# Excerpt provided

Tuesday, 30 November 2010

An interview with Kristin Hersh

I’ve been very fortunate since starting to write this blog.
I’ve seen a lot of great movies.
I’ve interviewed some people whose work I really admire and who I am a big fan of.
This is something very different.
Kristin Hersh is one of my heroes.
I listen to her music every day and have taken great comfort from it at some of my lowest points.  She has also provided the soundtrack to some very special happier memories.  In my opinion she is one of the all time great singer/songwriters.
From her work with Throwing Muses (just check out “Real Ramona” or the eponymous “Throwing Muses” as an introduction) to her violently personal and revelatory solo work (starting with “Hips and Makers” and leading up to this years incredible “Crooked”) she has produced music that has the ability to make you feel like you are the sole recipient of the song and that it was created for you and you alone.  It is that ability that sets her apart from almost anyone else.
OK...I’ll just say it; I love Kristin Hersh.
When I first attempted to persuade her to answer my (typically) banal questions I really didn’t even expect a response but a response is what I got and I am delighted to report that Kristin did not disappoint; as I suspected she is sweet, funny, charming and tolerant.
I resisted the urge to simply tell Kristin how much I adored her and tried to stay focused on the blogs purpose...movies and so began by trying to merge my love of both.  On the album “The Real Ramona” there is a song called “Red Shoes” which is also the name of a beautiful film by Powell and Pressburger which tells the story of a young ballerina.  Red shoes also feature prominently in “The Wizard of Oz” and in both cases the shoes in question provide the wearer with talent and opportunity.  If MyFilms could provide you with an equally blessed pair of shoes what talent would you want them to bestow upon you?

Part of a data file
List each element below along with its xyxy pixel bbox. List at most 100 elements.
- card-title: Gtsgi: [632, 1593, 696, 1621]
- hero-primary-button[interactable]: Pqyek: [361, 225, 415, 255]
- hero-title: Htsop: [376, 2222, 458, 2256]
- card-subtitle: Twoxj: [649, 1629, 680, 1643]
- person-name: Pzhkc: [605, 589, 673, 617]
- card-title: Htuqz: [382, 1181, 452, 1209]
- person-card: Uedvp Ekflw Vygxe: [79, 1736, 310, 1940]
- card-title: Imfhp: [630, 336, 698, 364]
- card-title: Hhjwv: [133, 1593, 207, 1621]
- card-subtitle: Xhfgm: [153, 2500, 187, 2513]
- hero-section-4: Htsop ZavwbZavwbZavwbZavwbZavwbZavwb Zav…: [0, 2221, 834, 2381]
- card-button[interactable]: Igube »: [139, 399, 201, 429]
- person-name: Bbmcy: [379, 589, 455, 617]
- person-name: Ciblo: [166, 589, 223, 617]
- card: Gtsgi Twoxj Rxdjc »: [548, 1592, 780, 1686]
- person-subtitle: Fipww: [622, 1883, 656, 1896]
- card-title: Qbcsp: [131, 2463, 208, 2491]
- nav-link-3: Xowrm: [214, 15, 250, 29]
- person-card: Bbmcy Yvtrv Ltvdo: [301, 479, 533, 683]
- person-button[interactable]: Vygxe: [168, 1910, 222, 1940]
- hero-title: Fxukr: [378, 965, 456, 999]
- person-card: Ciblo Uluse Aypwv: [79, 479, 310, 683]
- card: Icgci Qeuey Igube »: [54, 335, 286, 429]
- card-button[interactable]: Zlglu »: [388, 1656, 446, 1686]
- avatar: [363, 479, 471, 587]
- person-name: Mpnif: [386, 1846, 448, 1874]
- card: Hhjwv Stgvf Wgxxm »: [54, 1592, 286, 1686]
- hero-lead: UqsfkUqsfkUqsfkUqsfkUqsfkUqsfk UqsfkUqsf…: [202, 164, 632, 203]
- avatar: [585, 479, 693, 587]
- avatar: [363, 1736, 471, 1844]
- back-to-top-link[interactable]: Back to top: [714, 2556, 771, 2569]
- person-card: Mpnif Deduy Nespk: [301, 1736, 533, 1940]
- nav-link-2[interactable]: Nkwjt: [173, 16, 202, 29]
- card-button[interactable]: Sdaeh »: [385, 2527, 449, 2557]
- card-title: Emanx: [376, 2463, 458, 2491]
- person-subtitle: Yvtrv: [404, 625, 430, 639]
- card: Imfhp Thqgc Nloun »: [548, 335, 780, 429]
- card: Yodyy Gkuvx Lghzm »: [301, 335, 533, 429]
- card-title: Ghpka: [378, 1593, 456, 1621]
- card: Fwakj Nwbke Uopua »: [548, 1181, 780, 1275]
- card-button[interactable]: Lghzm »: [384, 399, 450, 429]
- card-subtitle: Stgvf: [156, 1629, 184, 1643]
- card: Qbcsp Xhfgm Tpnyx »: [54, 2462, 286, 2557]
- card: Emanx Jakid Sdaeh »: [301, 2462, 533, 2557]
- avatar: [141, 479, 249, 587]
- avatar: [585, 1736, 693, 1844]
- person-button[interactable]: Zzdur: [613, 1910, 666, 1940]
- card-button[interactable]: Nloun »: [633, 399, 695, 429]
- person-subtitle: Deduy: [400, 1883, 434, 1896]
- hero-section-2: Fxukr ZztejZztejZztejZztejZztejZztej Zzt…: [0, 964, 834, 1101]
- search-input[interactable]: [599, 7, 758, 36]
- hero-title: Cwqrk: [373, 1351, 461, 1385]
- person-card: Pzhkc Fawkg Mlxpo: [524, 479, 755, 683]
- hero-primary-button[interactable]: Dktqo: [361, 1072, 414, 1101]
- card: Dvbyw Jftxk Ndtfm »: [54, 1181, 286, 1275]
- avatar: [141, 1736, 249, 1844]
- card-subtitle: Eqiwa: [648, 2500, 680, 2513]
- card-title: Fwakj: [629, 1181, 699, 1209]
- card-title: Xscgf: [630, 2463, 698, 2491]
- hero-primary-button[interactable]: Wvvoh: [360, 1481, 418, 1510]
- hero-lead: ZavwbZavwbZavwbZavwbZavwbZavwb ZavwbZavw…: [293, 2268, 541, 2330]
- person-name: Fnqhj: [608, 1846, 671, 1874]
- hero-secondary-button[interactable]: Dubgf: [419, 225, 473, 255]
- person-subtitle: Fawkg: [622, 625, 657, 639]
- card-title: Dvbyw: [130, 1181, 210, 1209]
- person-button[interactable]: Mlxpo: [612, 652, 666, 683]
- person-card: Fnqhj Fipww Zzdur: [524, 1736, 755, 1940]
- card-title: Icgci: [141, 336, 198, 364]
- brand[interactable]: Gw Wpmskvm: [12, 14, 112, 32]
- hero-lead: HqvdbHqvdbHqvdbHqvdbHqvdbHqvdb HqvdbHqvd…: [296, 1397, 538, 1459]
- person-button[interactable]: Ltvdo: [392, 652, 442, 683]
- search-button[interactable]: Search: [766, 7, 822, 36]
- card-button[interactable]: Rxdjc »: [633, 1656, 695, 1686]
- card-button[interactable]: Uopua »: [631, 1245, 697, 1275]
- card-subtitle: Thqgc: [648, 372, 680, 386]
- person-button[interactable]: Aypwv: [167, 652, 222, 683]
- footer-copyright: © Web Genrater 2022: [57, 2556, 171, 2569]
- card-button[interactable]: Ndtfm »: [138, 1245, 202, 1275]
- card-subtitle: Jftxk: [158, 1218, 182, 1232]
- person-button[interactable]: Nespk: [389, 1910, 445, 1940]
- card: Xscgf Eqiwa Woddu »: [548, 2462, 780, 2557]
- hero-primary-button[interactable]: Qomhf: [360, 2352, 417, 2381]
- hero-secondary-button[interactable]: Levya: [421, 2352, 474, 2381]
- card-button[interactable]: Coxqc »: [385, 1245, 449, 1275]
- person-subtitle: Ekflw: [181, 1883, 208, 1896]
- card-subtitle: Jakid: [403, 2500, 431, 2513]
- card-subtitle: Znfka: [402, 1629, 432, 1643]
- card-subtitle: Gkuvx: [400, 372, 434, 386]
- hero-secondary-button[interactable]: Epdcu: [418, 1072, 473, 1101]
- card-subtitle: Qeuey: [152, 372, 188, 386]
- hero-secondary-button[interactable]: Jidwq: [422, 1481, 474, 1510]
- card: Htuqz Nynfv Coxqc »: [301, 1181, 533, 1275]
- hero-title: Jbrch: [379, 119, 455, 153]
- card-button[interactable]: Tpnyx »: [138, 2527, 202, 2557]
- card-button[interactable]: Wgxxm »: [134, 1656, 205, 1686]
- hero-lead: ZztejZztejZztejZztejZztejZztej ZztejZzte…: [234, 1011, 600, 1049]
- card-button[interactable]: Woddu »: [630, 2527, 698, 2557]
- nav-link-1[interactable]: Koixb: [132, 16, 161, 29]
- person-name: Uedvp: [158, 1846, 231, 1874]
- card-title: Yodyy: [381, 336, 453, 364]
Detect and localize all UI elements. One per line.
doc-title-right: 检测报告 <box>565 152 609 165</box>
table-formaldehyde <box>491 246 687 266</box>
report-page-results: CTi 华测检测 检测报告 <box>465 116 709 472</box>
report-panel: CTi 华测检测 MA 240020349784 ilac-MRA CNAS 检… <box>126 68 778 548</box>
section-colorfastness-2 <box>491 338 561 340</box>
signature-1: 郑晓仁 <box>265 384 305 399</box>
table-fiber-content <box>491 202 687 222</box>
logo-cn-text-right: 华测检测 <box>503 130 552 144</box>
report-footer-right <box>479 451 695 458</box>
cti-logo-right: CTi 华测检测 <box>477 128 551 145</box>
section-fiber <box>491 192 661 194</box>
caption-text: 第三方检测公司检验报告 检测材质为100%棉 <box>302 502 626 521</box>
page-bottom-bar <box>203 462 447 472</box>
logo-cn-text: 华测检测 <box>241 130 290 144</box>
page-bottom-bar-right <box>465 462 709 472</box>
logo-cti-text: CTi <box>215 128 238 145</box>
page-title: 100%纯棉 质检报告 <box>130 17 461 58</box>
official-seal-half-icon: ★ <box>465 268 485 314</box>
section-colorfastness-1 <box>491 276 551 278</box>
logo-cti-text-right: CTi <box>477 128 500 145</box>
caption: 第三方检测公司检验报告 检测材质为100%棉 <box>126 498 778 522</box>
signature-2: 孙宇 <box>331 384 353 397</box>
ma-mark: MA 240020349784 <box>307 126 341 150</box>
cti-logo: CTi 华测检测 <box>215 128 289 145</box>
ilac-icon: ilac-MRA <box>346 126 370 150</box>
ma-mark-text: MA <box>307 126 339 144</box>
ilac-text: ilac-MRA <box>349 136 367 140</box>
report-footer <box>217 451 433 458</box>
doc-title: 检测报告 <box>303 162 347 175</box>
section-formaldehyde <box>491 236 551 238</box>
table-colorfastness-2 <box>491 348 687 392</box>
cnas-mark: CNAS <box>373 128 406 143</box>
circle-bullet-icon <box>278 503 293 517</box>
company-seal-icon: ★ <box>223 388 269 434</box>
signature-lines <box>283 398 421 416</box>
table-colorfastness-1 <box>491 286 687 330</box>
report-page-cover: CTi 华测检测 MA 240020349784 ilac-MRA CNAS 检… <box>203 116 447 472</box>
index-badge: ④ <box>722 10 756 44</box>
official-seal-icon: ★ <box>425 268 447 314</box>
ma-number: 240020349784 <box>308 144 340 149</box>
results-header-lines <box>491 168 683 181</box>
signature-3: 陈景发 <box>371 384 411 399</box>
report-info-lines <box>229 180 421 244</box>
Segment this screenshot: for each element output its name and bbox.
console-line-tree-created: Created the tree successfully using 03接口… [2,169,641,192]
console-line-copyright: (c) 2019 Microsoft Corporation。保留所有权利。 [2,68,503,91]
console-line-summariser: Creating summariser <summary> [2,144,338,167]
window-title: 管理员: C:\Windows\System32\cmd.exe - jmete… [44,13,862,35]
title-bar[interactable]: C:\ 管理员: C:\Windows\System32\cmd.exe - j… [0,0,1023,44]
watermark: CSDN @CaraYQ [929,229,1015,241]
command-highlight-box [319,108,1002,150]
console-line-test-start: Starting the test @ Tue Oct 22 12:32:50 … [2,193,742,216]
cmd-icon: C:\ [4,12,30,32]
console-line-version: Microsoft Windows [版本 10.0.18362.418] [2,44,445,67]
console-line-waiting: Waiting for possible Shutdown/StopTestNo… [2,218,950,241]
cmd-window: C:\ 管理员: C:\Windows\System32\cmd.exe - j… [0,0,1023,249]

# Aim 1
In the Kristin Hersh interview, which song on "The Real Ramona" shares its name with a Powell and Pressburger film?
# Aim 2
List every word the Kristin Hersh interview uses to describe what she turned out to be like when she replied.
# Aim 3
Carry on the Kristin Hersh interview from the point where it stops.

# Answer 1
"Red Shoes"

# Answer 2
sweet, funny, charming, tolerant

# Answer 3
“I’d like shoes that could teach me to talk out loud in such a way as it makes sense to other people...sadly it’s so far so bad on that front.  Shoes turn out to be as quiet as I am”
I would have been perfectly happy to end this right there and then.
That is exactly the sort of answer I was praying I would receive from you...brilliant, slightly quirky and beautifully self deprecating.
The very first time I heard you sing was when I heard the single “Your Ghost” from “Hips and Makers”.  The history of cinema is littered with ghost stories.  I wonder which of these ghosts you would choose to be; the ghost in “Ghost” where you are the unearthly lover trying desperately to protect those left behind while also finding time to indulge in some pottersy, Malcolm Crowe from “The Sixth Sense” who is the ghost who doesn’t know he has died or Casper the friendly ghost?
“Duh-uh!  Casper!  He’s the creepiest but he’s still in a good mood”
Still on a ghostly theme if you could cast any actress to play the part of “Kristin” in “The Kristing Hersh Story” who would you choose...thanks to the miracle of CGI you can choose someone who has “passed on”.  
“Jean Arthur but you would have to dub in BEA Arthurs voice”
I should point out that this is a question I often ask actors, actresses, directors and musicians and this is the first time I’ve received an answer that made me laugh out loud.  The idea of the graceful and beautiful but squeaky voiced Jean Arthur playing the lead in the biopic of Kristin Hersh but with the voice of “Golden Girl” Bea Arthur is just fabulous!
Music is a key component of film and is, clearly, a major part of your life.  What would you choose to have playing over the opening and closing credits of your life story?
The Moore Brothers”.  They just drip with sweetness without being lame, which is VERY important.  I can only hope to achieve one grain of the sugar that pours out of their songs”
Finally Kristin can you tell me which three movies you would choose to play on an eternal loop?
“Team America”
“Harold and Maude”
“You Can’t Take it With You”
“Because they are all small and happy making”
Small and happy making.
I don’t know about you but I can’t think of a finer thing to aim for...in a world where being BIG, in so many ways, is deemed to be the most important thing even if that means making people miserable there is something refreshing about knowing that someone, somewhere values small and happy making.  That someone is Kristin Hersh...you could join her!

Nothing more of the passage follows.